▸ **Description of the task**:
In the records below, find each line containing the word "color" and copy it.

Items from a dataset
- - - -

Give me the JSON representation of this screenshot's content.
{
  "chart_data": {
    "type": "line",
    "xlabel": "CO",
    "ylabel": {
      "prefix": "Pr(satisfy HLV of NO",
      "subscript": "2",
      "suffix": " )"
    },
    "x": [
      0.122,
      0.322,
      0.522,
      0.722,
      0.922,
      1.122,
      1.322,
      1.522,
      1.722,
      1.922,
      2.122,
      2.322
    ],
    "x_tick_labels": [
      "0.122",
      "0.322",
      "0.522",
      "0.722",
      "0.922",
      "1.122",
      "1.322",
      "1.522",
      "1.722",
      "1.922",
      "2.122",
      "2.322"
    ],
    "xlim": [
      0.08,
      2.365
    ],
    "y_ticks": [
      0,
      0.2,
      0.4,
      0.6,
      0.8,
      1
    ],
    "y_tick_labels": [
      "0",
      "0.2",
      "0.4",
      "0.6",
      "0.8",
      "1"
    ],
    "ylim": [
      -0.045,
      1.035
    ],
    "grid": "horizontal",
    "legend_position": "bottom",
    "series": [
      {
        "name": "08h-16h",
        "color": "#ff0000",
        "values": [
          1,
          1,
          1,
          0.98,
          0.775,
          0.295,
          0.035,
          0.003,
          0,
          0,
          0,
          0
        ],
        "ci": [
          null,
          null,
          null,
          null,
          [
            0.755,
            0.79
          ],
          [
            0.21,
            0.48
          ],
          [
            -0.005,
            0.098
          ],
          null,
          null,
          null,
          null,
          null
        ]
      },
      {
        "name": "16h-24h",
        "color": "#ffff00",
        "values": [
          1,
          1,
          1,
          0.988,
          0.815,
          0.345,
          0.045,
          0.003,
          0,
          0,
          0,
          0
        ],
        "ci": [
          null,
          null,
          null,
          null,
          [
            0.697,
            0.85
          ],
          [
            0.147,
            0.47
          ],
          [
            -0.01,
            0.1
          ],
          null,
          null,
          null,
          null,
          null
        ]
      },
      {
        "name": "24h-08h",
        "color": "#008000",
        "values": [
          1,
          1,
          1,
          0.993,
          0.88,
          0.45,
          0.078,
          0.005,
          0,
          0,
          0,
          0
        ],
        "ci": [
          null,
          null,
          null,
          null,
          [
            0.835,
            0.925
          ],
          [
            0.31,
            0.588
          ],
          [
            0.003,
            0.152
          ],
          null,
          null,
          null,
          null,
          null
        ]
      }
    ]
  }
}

- - - -

▸ **Solution to this exercise**:
        "color": "#ff0000",
        "color": "#ffff00",
        "color": "#008000",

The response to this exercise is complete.